## Stated goal
Locate every line that holds the string "Nadmorska" and copy it.

>> START Data lines

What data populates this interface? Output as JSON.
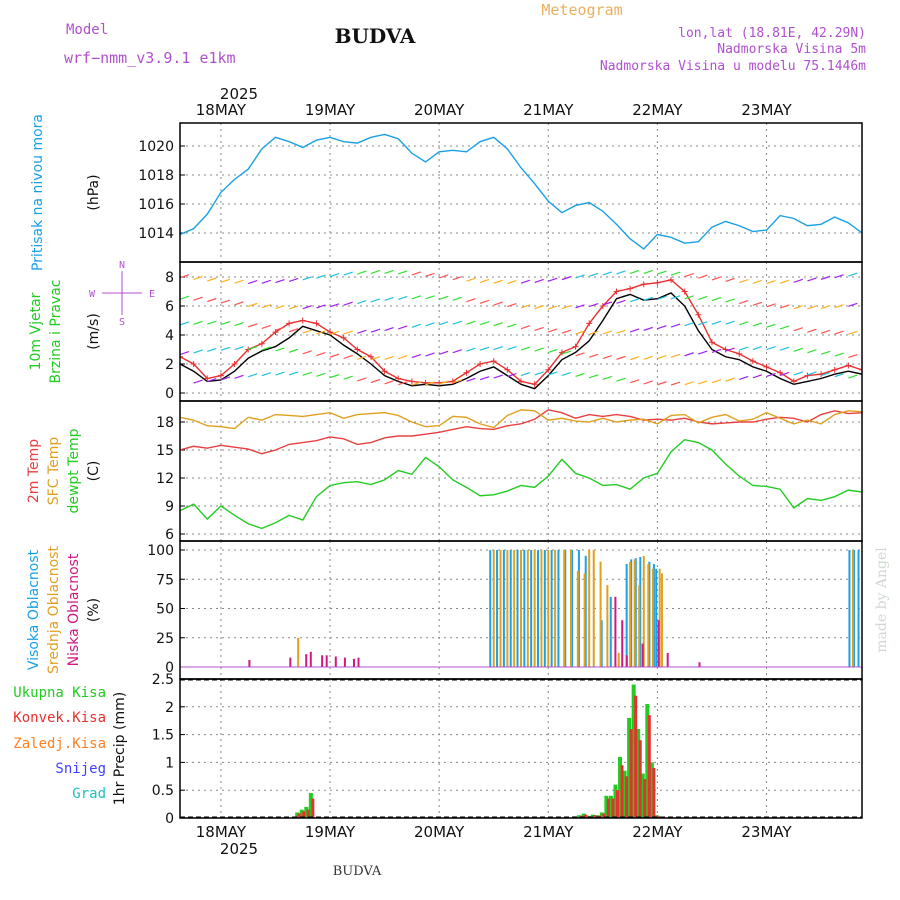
{
  "header": {
    "model_label": "Model",
    "model_name": "wrf−nmm_v3.9.1  e1km",
    "title": "BUDVA",
    "meteogram_label": "Meteogram",
    "coords": "lon,lat (18.81E, 42.29N)",
    "elevation": "Nadmorska Visina 5m",
    "model_elevation": "Nadmorska Visina u modelu 75.1446m",
    "year": "2025",
    "footer_title": "BUDVA",
    "credit": "made by Angel"
  },
  "colors": {
    "pressure": "#1aa0e6",
    "wind_speed": "#000000",
    "wind_gust": "#e83030",
    "t2m": "#e84040",
    "sfc": "#e0a020",
    "dewpt": "#22cc22",
    "high_cloud": "#1aa0e6",
    "mid_cloud": "#e0a020",
    "low_cloud": "#d01880",
    "total_precip": "#22cc22",
    "conv_precip": "#e83030",
    "frozen_precip": "#ff8020",
    "snow": "#4040ff",
    "hail": "#20c0c0",
    "text_purple": "#b050d0",
    "text_orange": "#e8b060"
  },
  "x_axis": {
    "days": [
      "18MAY",
      "19MAY",
      "20MAY",
      "21MAY",
      "22MAY",
      "23MAY"
    ],
    "start_hour": -9,
    "end_hour": 141
  },
  "chart_data": [
    {
      "type": "line",
      "id": "pressure",
      "ylabels": [
        "Pritisak na nivou mora"
      ],
      "unit": "(hPa)",
      "yticks": [
        1014,
        1016,
        1018,
        1020
      ],
      "ylim": [
        1012.8,
        1021.1
      ],
      "x_hours": [
        -9,
        -6,
        -3,
        0,
        3,
        6,
        9,
        12,
        15,
        18,
        21,
        24,
        27,
        30,
        33,
        36,
        39,
        42,
        45,
        48,
        51,
        54,
        57,
        60,
        63,
        66,
        69,
        72,
        75,
        78,
        81,
        84,
        87,
        90,
        93,
        96,
        99,
        102,
        105,
        108,
        111,
        114,
        117,
        120,
        123,
        126,
        129,
        132,
        135,
        138,
        141
      ],
      "series": [
        {
          "name": "",
          "values": [
            1013.9,
            1014.3,
            1015.3,
            1016.8,
            1017.7,
            1018.4,
            1019.8,
            1020.6,
            1020.3,
            1019.9,
            1020.4,
            1020.6,
            1020.3,
            1020.2,
            1020.6,
            1020.8,
            1020.5,
            1019.5,
            1018.9,
            1019.6,
            1019.7,
            1019.6,
            1020.3,
            1020.6,
            1019.8,
            1018.5,
            1017.4,
            1016.2,
            1015.4,
            1015.9,
            1016.1,
            1015.5,
            1014.6,
            1013.6,
            1012.9,
            1013.9,
            1013.7,
            1013.3,
            1013.4,
            1014.4,
            1014.8,
            1014.5,
            1014.1,
            1014.2,
            1015.2,
            1015.0,
            1014.5,
            1014.6,
            1015.1,
            1014.7,
            1014.0
          ]
        }
      ]
    },
    {
      "type": "line",
      "id": "wind",
      "ylabels": [
        "10m Vjetar",
        "Brzina i Pravac"
      ],
      "unit": "(m/s)",
      "compass": [
        "N",
        "W",
        "E",
        "S"
      ],
      "yticks": [
        0,
        2,
        4,
        6,
        8
      ],
      "ylim": [
        -0.4,
        9.0
      ],
      "x_hours": [
        -9,
        -6,
        -3,
        0,
        3,
        6,
        9,
        12,
        15,
        18,
        21,
        24,
        27,
        30,
        33,
        36,
        39,
        42,
        45,
        48,
        51,
        54,
        57,
        60,
        63,
        66,
        69,
        72,
        75,
        78,
        81,
        84,
        87,
        90,
        93,
        96,
        99,
        102,
        105,
        108,
        111,
        114,
        117,
        120,
        123,
        126,
        129,
        132,
        135,
        138,
        141
      ],
      "series": [
        {
          "name": "",
          "values": [
            2.0,
            1.5,
            0.8,
            0.9,
            1.5,
            2.4,
            2.9,
            3.2,
            3.8,
            4.6,
            4.3,
            4.0,
            3.3,
            2.7,
            2.0,
            1.2,
            0.8,
            0.5,
            0.6,
            0.5,
            0.6,
            1.0,
            1.5,
            1.8,
            1.2,
            0.6,
            0.3,
            1.2,
            2.3,
            2.8,
            3.6,
            5.0,
            6.5,
            6.8,
            6.4,
            6.5,
            6.9,
            6.0,
            4.3,
            3.0,
            2.5,
            2.3,
            1.8,
            1.5,
            1.0,
            0.6,
            0.8,
            1.0,
            1.3,
            1.5,
            1.3
          ]
        },
        {
          "name": "",
          "values": [
            2.5,
            2.0,
            1.0,
            1.2,
            2.0,
            3.0,
            3.4,
            4.2,
            4.8,
            5.0,
            4.8,
            4.2,
            3.8,
            3.0,
            2.5,
            1.5,
            1.0,
            0.8,
            0.7,
            0.7,
            0.8,
            1.4,
            2.0,
            2.2,
            1.6,
            0.8,
            0.6,
            1.6,
            2.8,
            3.2,
            4.8,
            6.0,
            7.0,
            7.2,
            7.5,
            7.6,
            7.8,
            7.0,
            5.4,
            3.5,
            3.0,
            2.7,
            2.2,
            1.8,
            1.4,
            0.8,
            1.2,
            1.3,
            1.6,
            1.9,
            1.6
          ]
        }
      ]
    },
    {
      "type": "line",
      "id": "temperature",
      "ylabels": [
        "2m Temp",
        "SFC Temp",
        "dewpt Temp"
      ],
      "unit": "(C)",
      "yticks": [
        6,
        9,
        12,
        15,
        18
      ],
      "ylim": [
        5.6,
        19.5
      ],
      "x_hours": [
        -9,
        -6,
        -3,
        0,
        3,
        6,
        9,
        12,
        15,
        18,
        21,
        24,
        27,
        30,
        33,
        36,
        39,
        42,
        45,
        48,
        51,
        54,
        57,
        60,
        63,
        66,
        69,
        72,
        75,
        78,
        81,
        84,
        87,
        90,
        93,
        96,
        99,
        102,
        105,
        108,
        111,
        114,
        117,
        120,
        123,
        126,
        129,
        132,
        135,
        138,
        141
      ],
      "series": [
        {
          "name": "",
          "values": [
            15.0,
            15.4,
            15.2,
            15.5,
            15.3,
            15.1,
            14.6,
            15.0,
            15.6,
            15.8,
            16.0,
            16.4,
            16.2,
            15.6,
            15.8,
            16.3,
            16.5,
            16.5,
            16.7,
            16.9,
            17.2,
            17.5,
            17.3,
            17.2,
            17.6,
            17.8,
            18.3,
            19.3,
            19.0,
            18.4,
            18.8,
            18.6,
            18.8,
            18.6,
            18.2,
            18.3,
            18.2,
            18.4,
            18.0,
            17.8,
            17.9,
            18.0,
            18.0,
            18.3,
            18.5,
            18.4,
            18.0,
            18.8,
            19.2,
            18.9,
            19.0
          ]
        },
        {
          "name": "",
          "values": [
            18.5,
            18.2,
            17.6,
            17.5,
            17.3,
            18.5,
            18.2,
            18.8,
            18.7,
            18.6,
            18.8,
            19.0,
            18.4,
            18.8,
            18.9,
            19.0,
            18.7,
            18.0,
            17.5,
            17.6,
            18.6,
            18.5,
            17.8,
            17.4,
            18.7,
            19.3,
            19.2,
            18.2,
            18.4,
            18.1,
            18.0,
            18.4,
            18.0,
            18.2,
            18.3,
            17.8,
            18.7,
            18.8,
            17.9,
            18.5,
            18.8,
            18.1,
            18.3,
            19.0,
            18.4,
            17.8,
            18.2,
            17.8,
            18.8,
            19.2,
            19.1
          ]
        },
        {
          "name": "",
          "values": [
            8.5,
            9.2,
            7.6,
            9.0,
            8.0,
            7.1,
            6.6,
            7.2,
            8.0,
            7.5,
            10.0,
            11.2,
            11.5,
            11.6,
            11.3,
            11.8,
            12.8,
            12.4,
            14.2,
            13.2,
            11.8,
            11.0,
            10.1,
            10.2,
            10.6,
            11.2,
            11.0,
            12.2,
            14.0,
            12.5,
            12.0,
            11.2,
            11.3,
            10.8,
            12.0,
            12.5,
            14.8,
            16.1,
            15.8,
            15.0,
            13.5,
            12.2,
            11.2,
            11.1,
            10.8,
            8.8,
            9.8,
            9.6,
            10.0,
            10.7,
            10.5
          ]
        }
      ]
    },
    {
      "type": "bar",
      "id": "clouds",
      "ylabels": [
        "Visoka Oblacnost",
        "Srednja Oblacnost",
        "Niska Oblacnost"
      ],
      "unit": "(%)",
      "yticks": [
        0,
        25,
        50,
        75,
        100
      ],
      "ylim": [
        0,
        100
      ],
      "series": [
        {
          "name": "",
          "points": [
            [
              59.5,
              100
            ],
            [
              61.0,
              100
            ],
            [
              62.5,
              100
            ],
            [
              64.0,
              100
            ],
            [
              65.5,
              100
            ],
            [
              67.0,
              100
            ],
            [
              68.5,
              100
            ],
            [
              70.0,
              100
            ],
            [
              71.5,
              100
            ],
            [
              73.0,
              100
            ],
            [
              74.5,
              100
            ],
            [
              76.0,
              100
            ],
            [
              77.5,
              100
            ],
            [
              79.0,
              100
            ],
            [
              80.5,
              95
            ],
            [
              84.0,
              40
            ],
            [
              86.0,
              60
            ],
            [
              89.5,
              88
            ],
            [
              90.5,
              92
            ],
            [
              91.5,
              93
            ],
            [
              92.5,
              94
            ],
            [
              94.5,
              90
            ],
            [
              95.5,
              88
            ],
            [
              96.0,
              84
            ],
            [
              138.5,
              100
            ],
            [
              139.5,
              100
            ],
            [
              140.5,
              100
            ]
          ]
        },
        {
          "name": "",
          "points": [
            [
              17.0,
              25
            ],
            [
              60.0,
              100
            ],
            [
              61.5,
              100
            ],
            [
              63.0,
              100
            ],
            [
              64.5,
              100
            ],
            [
              66.0,
              100
            ],
            [
              67.5,
              100
            ],
            [
              69.0,
              100
            ],
            [
              70.5,
              100
            ],
            [
              72.0,
              100
            ],
            [
              73.5,
              100
            ],
            [
              75.5,
              100
            ],
            [
              77.0,
              100
            ],
            [
              78.5,
              82
            ],
            [
              80.0,
              80
            ],
            [
              81.0,
              100
            ],
            [
              82.0,
              100
            ],
            [
              83.5,
              90
            ],
            [
              85.0,
              70
            ],
            [
              87.5,
              12
            ],
            [
              90.0,
              90
            ],
            [
              91.0,
              92
            ],
            [
              92.0,
              70
            ],
            [
              93.0,
              95
            ],
            [
              94.0,
              88
            ],
            [
              95.0,
              84
            ],
            [
              96.5,
              84
            ],
            [
              97.0,
              80
            ],
            [
              139.0,
              100
            ]
          ]
        },
        {
          "name": "",
          "points": [
            [
              6.0,
              6
            ],
            [
              15.0,
              8
            ],
            [
              18.5,
              11
            ],
            [
              19.5,
              13
            ],
            [
              22.0,
              10
            ],
            [
              23.0,
              10
            ],
            [
              25.0,
              9
            ],
            [
              27.0,
              8
            ],
            [
              29.0,
              7
            ],
            [
              30.0,
              8
            ],
            [
              86.5,
              60
            ],
            [
              88.0,
              40
            ],
            [
              89.0,
              10
            ],
            [
              92.5,
              20
            ],
            [
              96.0,
              40
            ],
            [
              98.0,
              12
            ],
            [
              105.0,
              4
            ],
            [
              141.0,
              100
            ]
          ]
        }
      ]
    },
    {
      "type": "bar",
      "id": "precip",
      "ylabels": [
        "Ukupna Kisa",
        "Konvek.Kisa",
        "Zaledj.Kisa",
        "Snijeg",
        "Grad"
      ],
      "unit": "1hr Precip (mm)",
      "yticks": [
        0,
        0.5,
        1,
        1.5,
        2,
        2.5
      ],
      "ytick_labels": [
        "0",
        "0.5",
        "1",
        "1.5",
        "2",
        "2.5"
      ],
      "ylim": [
        0,
        2.5
      ],
      "series": [
        {
          "name": "",
          "points": [
            [
              17,
              0.1
            ],
            [
              18,
              0.15
            ],
            [
              19,
              0.2
            ],
            [
              20,
              0.45
            ],
            [
              78,
              0.03
            ],
            [
              79,
              0.05
            ],
            [
              80,
              0.08
            ],
            [
              81,
              0.04
            ],
            [
              82,
              0.06
            ],
            [
              83,
              0.05
            ],
            [
              84,
              0.1
            ],
            [
              85,
              0.4
            ],
            [
              86,
              0.4
            ],
            [
              87,
              0.6
            ],
            [
              88,
              1.1
            ],
            [
              89,
              0.85
            ],
            [
              90,
              1.8
            ],
            [
              91,
              2.4
            ],
            [
              92,
              1.6
            ],
            [
              93,
              0.8
            ],
            [
              94,
              2.05
            ],
            [
              95,
              1.0
            ],
            [
              96,
              0.05
            ]
          ]
        },
        {
          "name": "",
          "points": [
            [
              17,
              0.08
            ],
            [
              18,
              0.12
            ],
            [
              19,
              0.15
            ],
            [
              20,
              0.35
            ],
            [
              78,
              0.02
            ],
            [
              79,
              0.04
            ],
            [
              80,
              0.06
            ],
            [
              81,
              0.03
            ],
            [
              82,
              0.05
            ],
            [
              83,
              0.04
            ],
            [
              84,
              0.08
            ],
            [
              85,
              0.35
            ],
            [
              86,
              0.35
            ],
            [
              87,
              0.5
            ],
            [
              88,
              0.95
            ],
            [
              89,
              0.75
            ],
            [
              90,
              1.6
            ],
            [
              91,
              2.2
            ],
            [
              92,
              1.4
            ],
            [
              93,
              0.7
            ],
            [
              94,
              1.85
            ],
            [
              95,
              0.9
            ],
            [
              96,
              0.04
            ]
          ]
        }
      ]
    }
  ]
}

>> END Data lines

## Reply
    "elevation": "Nadmorska Visina 5m",
    "model_elevation": "Nadmorska Visina u modelu 75.1446m",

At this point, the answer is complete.